▶ [Instructions for the task]: Could you update these items so that every "colorbar-swatch" becomes "color-key-swatch", with nothing else altered?

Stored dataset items
begin

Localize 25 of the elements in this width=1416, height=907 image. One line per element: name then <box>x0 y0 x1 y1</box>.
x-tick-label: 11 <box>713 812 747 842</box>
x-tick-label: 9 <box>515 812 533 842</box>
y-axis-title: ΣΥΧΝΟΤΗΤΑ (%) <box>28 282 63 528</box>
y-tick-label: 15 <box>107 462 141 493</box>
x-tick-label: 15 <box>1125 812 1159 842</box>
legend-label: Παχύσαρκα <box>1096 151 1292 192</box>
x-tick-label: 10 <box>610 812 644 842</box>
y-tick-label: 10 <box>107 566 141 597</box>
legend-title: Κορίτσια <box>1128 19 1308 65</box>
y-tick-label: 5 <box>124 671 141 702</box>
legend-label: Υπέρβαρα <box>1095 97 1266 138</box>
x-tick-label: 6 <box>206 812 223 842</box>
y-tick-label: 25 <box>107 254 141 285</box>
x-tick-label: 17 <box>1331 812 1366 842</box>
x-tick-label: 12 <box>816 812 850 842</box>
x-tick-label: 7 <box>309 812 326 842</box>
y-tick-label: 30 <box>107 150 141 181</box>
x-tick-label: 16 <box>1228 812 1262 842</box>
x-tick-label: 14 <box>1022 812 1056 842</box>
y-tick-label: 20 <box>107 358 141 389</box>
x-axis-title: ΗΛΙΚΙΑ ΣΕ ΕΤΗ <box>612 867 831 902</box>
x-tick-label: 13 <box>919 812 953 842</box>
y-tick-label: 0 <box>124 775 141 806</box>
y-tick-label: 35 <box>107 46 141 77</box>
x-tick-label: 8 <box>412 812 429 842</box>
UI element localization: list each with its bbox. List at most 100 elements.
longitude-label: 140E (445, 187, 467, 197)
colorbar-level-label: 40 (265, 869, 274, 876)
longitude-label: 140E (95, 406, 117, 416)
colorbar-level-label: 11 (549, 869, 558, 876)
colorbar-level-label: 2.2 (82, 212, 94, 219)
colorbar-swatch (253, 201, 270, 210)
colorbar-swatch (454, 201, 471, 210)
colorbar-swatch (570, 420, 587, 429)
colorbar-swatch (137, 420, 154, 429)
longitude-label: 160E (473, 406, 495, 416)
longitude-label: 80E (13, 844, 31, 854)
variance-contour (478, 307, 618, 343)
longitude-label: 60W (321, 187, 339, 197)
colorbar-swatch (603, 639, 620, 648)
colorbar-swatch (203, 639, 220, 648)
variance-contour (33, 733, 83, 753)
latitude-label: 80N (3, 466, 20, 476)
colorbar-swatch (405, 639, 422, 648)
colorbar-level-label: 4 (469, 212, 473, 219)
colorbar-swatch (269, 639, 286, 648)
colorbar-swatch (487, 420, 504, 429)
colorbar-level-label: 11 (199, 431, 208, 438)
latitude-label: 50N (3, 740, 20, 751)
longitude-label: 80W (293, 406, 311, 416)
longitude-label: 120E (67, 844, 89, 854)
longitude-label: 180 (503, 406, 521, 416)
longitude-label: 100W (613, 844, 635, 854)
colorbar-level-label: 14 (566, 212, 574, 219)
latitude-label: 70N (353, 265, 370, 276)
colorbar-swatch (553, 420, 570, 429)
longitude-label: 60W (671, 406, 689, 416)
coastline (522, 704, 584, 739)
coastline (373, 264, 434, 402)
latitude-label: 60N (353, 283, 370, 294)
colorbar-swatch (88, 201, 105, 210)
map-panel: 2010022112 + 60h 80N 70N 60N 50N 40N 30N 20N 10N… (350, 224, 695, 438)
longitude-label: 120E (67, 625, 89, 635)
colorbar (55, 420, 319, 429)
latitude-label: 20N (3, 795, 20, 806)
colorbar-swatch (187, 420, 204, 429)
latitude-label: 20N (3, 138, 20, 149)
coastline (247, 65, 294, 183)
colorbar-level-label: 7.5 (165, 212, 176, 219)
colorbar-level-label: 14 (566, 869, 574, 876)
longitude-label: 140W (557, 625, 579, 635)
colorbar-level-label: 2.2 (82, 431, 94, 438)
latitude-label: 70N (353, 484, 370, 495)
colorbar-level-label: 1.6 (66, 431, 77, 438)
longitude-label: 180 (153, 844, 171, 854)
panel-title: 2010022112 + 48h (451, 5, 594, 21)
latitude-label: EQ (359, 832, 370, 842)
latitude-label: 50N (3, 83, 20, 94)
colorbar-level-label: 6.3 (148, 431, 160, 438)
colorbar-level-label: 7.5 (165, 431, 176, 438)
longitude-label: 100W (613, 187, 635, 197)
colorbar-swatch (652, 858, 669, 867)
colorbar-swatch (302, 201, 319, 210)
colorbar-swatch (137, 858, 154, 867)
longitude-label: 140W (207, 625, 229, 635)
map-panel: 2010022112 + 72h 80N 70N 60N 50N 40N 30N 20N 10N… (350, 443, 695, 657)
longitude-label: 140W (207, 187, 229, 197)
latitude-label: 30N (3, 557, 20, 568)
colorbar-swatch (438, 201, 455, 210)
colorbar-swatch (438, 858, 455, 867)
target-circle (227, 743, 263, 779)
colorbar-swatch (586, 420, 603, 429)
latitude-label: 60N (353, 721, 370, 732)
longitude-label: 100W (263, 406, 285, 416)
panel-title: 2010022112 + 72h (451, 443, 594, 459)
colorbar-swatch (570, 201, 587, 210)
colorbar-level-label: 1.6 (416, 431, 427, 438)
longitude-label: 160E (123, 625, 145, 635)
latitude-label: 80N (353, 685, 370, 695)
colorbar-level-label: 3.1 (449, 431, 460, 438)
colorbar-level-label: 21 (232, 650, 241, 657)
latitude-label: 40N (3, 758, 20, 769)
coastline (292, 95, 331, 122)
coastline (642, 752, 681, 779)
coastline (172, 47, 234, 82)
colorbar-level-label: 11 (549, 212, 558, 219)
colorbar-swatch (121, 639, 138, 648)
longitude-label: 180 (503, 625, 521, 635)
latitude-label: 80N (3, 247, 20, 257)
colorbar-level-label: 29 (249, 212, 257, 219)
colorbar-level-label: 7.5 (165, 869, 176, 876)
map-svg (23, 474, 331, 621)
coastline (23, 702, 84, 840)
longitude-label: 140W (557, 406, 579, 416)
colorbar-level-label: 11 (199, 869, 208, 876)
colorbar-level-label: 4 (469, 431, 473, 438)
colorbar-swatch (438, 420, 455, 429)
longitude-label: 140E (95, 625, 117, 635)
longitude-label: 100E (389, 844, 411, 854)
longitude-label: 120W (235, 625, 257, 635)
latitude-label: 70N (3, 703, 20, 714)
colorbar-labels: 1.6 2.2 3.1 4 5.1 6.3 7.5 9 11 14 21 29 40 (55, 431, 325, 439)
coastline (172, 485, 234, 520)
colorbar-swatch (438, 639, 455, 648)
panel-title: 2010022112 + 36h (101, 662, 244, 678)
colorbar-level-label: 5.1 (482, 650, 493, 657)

end

▶ [Written answer]:
Localize 25 of the elements in this width=1416, height=907 image. One line per element: name then <box>x0 y0 x1 y1</box>.
x-tick-label: 11 <box>713 812 747 842</box>
x-tick-label: 9 <box>515 812 533 842</box>
y-axis-title: ΣΥΧΝΟΤΗΤΑ (%) <box>28 282 63 528</box>
y-tick-label: 15 <box>107 462 141 493</box>
x-tick-label: 15 <box>1125 812 1159 842</box>
legend-label: Παχύσαρκα <box>1096 151 1292 192</box>
x-tick-label: 10 <box>610 812 644 842</box>
y-tick-label: 10 <box>107 566 141 597</box>
legend-title: Κορίτσια <box>1128 19 1308 65</box>
y-tick-label: 5 <box>124 671 141 702</box>
legend-label: Υπέρβαρα <box>1095 97 1266 138</box>
x-tick-label: 6 <box>206 812 223 842</box>
y-tick-label: 25 <box>107 254 141 285</box>
x-tick-label: 17 <box>1331 812 1366 842</box>
x-tick-label: 12 <box>816 812 850 842</box>
x-tick-label: 7 <box>309 812 326 842</box>
y-tick-label: 30 <box>107 150 141 181</box>
x-tick-label: 16 <box>1228 812 1262 842</box>
x-tick-label: 14 <box>1022 812 1056 842</box>
y-tick-label: 20 <box>107 358 141 389</box>
x-axis-title: ΗΛΙΚΙΑ ΣΕ ΕΤΗ <box>612 867 831 902</box>
x-tick-label: 13 <box>919 812 953 842</box>
y-tick-label: 0 <box>124 775 141 806</box>
y-tick-label: 35 <box>107 46 141 77</box>
x-tick-label: 8 <box>412 812 429 842</box>
UI element localization: list each with its bbox. List at most 100 elements.
longitude-label: 140E (445, 187, 467, 197)
colorbar-level-label: 40 (265, 869, 274, 876)
longitude-label: 140E (95, 406, 117, 416)
colorbar-level-label: 11 (549, 869, 558, 876)
colorbar-level-label: 2.2 (82, 212, 94, 219)
color-key-swatch (253, 201, 270, 210)
color-key-swatch (454, 201, 471, 210)
color-key-swatch (570, 420, 587, 429)
color-key-swatch (137, 420, 154, 429)
longitude-label: 160E (473, 406, 495, 416)
longitude-label: 80E (13, 844, 31, 854)
variance-contour (478, 307, 618, 343)
longitude-label: 60W (321, 187, 339, 197)
color-key-swatch (603, 639, 620, 648)
color-key-swatch (203, 639, 220, 648)
variance-contour (33, 733, 83, 753)
latitude-label: 80N (3, 466, 20, 476)
color-key-swatch (405, 639, 422, 648)
colorbar-level-label: 4 (469, 212, 473, 219)
color-key-swatch (269, 639, 286, 648)
color-key-swatch (487, 420, 504, 429)
colorbar-level-label: 11 (199, 431, 208, 438)
latitude-label: 50N (3, 740, 20, 751)
longitude-label: 80W (293, 406, 311, 416)
longitude-label: 120E (67, 844, 89, 854)
longitude-label: 180 (503, 406, 521, 416)
longitude-label: 100W (613, 844, 635, 854)
colorbar-level-label: 14 (566, 212, 574, 219)
latitude-label: 70N (353, 265, 370, 276)
color-key-swatch (553, 420, 570, 429)
longitude-label: 60W (671, 406, 689, 416)
coastline (522, 704, 584, 739)
coastline (373, 264, 434, 402)
latitude-label: 60N (353, 283, 370, 294)
color-key-swatch (88, 201, 105, 210)
map-panel: 2010022112 + 60h 80N 70N 60N 50N 40N 30N 20N 10N… (350, 224, 695, 438)
longitude-label: 120E (67, 625, 89, 635)
colorbar (55, 420, 319, 429)
latitude-label: 20N (3, 795, 20, 806)
color-key-swatch (187, 420, 204, 429)
latitude-label: 20N (3, 138, 20, 149)
coastline (247, 65, 294, 183)
colorbar-level-label: 7.5 (165, 212, 176, 219)
colorbar-level-label: 14 (566, 869, 574, 876)
longitude-label: 140W (557, 625, 579, 635)
colorbar-level-label: 2.2 (82, 431, 94, 438)
latitude-label: 70N (353, 484, 370, 495)
colorbar-level-label: 1.6 (66, 431, 77, 438)
longitude-label: 180 (153, 844, 171, 854)
panel-title: 2010022112 + 48h (451, 5, 594, 21)
latitude-label: EQ (359, 832, 370, 842)
latitude-label: 50N (3, 83, 20, 94)
colorbar-level-label: 6.3 (148, 431, 160, 438)
colorbar-level-label: 7.5 (165, 431, 176, 438)
longitude-label: 100W (613, 187, 635, 197)
color-key-swatch (652, 858, 669, 867)
color-key-swatch (302, 201, 319, 210)
color-key-swatch (137, 858, 154, 867)
longitude-label: 140W (207, 625, 229, 635)
map-panel: 2010022112 + 72h 80N 70N 60N 50N 40N 30N 20N 10N… (350, 443, 695, 657)
longitude-label: 140W (207, 187, 229, 197)
latitude-label: 30N (3, 557, 20, 568)
color-key-swatch (438, 201, 455, 210)
color-key-swatch (438, 858, 455, 867)
target-circle (227, 743, 263, 779)
color-key-swatch (586, 420, 603, 429)
latitude-label: 60N (353, 721, 370, 732)
longitude-label: 100W (263, 406, 285, 416)
panel-title: 2010022112 + 72h (451, 443, 594, 459)
color-key-swatch (570, 201, 587, 210)
colorbar-level-label: 1.6 (416, 431, 427, 438)
longitude-label: 160E (123, 625, 145, 635)
latitude-label: 80N (353, 685, 370, 695)
colorbar-level-label: 3.1 (449, 431, 460, 438)
colorbar-level-label: 21 (232, 650, 241, 657)
latitude-label: 40N (3, 758, 20, 769)
coastline (292, 95, 331, 122)
coastline (642, 752, 681, 779)
coastline (172, 47, 234, 82)
colorbar-level-label: 11 (549, 212, 558, 219)
color-key-swatch (121, 639, 138, 648)
longitude-label: 180 (503, 625, 521, 635)
latitude-label: 80N (3, 247, 20, 257)
colorbar-level-label: 29 (249, 212, 257, 219)
colorbar-level-label: 7.5 (165, 869, 176, 876)
map-svg (23, 474, 331, 621)
coastline (23, 702, 84, 840)
longitude-label: 140W (557, 406, 579, 416)
colorbar-level-label: 11 (199, 869, 208, 876)
colorbar-level-label: 4 (469, 431, 473, 438)
color-key-swatch (438, 420, 455, 429)
longitude-label: 140E (95, 625, 117, 635)
longitude-label: 100E (389, 844, 411, 854)
longitude-label: 120W (235, 625, 257, 635)
latitude-label: 70N (3, 703, 20, 714)
colorbar-labels: 1.6 2.2 3.1 4 5.1 6.3 7.5 9 11 14 21 29 40 (55, 431, 325, 439)
coastline (172, 485, 234, 520)
color-key-swatch (438, 639, 455, 648)
panel-title: 2010022112 + 36h (101, 662, 244, 678)
colorbar-level-label: 5.1 (482, 650, 493, 657)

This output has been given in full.